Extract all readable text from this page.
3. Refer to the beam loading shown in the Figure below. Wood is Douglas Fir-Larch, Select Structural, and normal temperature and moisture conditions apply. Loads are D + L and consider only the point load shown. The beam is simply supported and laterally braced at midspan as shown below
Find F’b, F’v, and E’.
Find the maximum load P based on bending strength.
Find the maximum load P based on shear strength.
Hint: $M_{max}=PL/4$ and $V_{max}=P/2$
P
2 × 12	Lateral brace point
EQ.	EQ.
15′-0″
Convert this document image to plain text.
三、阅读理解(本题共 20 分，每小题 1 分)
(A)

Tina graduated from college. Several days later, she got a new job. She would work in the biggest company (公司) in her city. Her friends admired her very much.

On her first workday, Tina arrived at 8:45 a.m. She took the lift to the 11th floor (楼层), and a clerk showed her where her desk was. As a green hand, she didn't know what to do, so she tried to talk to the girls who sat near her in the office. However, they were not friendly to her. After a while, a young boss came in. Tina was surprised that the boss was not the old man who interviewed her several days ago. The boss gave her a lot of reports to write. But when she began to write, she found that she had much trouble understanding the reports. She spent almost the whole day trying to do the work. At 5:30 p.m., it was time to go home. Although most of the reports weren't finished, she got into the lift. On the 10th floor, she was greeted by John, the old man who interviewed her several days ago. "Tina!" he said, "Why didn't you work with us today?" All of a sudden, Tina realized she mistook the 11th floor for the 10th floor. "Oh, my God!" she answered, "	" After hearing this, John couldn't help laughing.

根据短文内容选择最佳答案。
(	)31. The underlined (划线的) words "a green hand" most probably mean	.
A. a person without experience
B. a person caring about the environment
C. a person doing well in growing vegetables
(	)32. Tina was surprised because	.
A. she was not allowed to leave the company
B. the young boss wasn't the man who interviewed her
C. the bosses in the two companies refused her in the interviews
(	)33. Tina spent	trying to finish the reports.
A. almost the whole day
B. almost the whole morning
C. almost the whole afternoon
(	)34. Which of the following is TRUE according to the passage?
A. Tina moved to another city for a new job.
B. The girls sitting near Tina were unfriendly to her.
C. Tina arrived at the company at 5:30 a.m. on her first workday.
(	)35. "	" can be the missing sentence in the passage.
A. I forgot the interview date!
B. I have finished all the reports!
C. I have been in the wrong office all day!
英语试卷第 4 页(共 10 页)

# Do this
From the records above, please extract every line and repeat it exactly.

# Answer below
Extract all readable text from this page.
3. Refer to the beam loading shown in the Figure below. Wood is Douglas Fir-Larch, Select Structural, and normal temperature and moisture conditions apply. Loads are D + L and consider only the point load shown. The beam is simply supported and laterally braced at midspan as shown below
Find F’b, F’v, and E’.
Find the maximum load P based on bending strength.
Find the maximum load P based on shear strength.
Hint: $M_{max}=PL/4$ and $V_{max}=P/2$
P
2 × 12	Lateral brace point
EQ.	EQ.
15′-0″
Convert this document image to plain text.
三、阅读理解(本题共 20 分，每小题 1 分)
(A)

Tina graduated from college. Several days later, she got a new job. She would work in the biggest company (公司) in her city. Her friends admired her very much.

On her first workday, Tina arrived at 8:45 a.m. She took the lift to the 11th floor (楼层), and a clerk showed her where her desk was. As a green hand, she didn't know what to do, so she tried to talk to the girls who sat near her in the office. However, they were not friendly to her. After a while, a young boss came in. Tina was surprised that the boss was not the old man who interviewed her several days ago. The boss gave her a lot of reports to write. But when she began to write, she found that she had much trouble understanding the reports. She spent almost the whole day trying to do the work. At 5:30 p.m., it was time to go home. Although most of the reports weren't finished, she got into the lift. On the 10th floor, she was greeted by John, the old man who interviewed her several days ago. "Tina!" he said, "Why didn't you work with us today?" All of a sudden, Tina realized she mistook the 11th floor for the 10th floor. "Oh, my God!" she answered, "	" After hearing this, John couldn't help laughing.

根据短文内容选择最佳答案。
(	)31. The underlined (划线的) words "a green hand" most probably mean	.
A. a person without experience
B. a person caring about the environment
C. a person doing well in growing vegetables
(	)32. Tina was surprised because	.
A. she was not allowed to leave the company
B. the young boss wasn't the man who interviewed her
C. the bosses in the two companies refused her in the interviews
(	)33. Tina spent	trying to finish the reports.
A. almost the whole day
B. almost the whole morning
C. almost the whole afternoon
(	)34. Which of the following is TRUE according to the passage?
A. Tina moved to another city for a new job.
B. The girls sitting near Tina were unfriendly to her.
C. Tina arrived at the company at 5:30 a.m. on her first workday.
(	)35. "	" can be the missing sentence in the passage.
A. I forgot the interview date!
B. I have finished all the reports!
C. I have been in the wrong office all day!
英语试卷第 4 页(共 10 页)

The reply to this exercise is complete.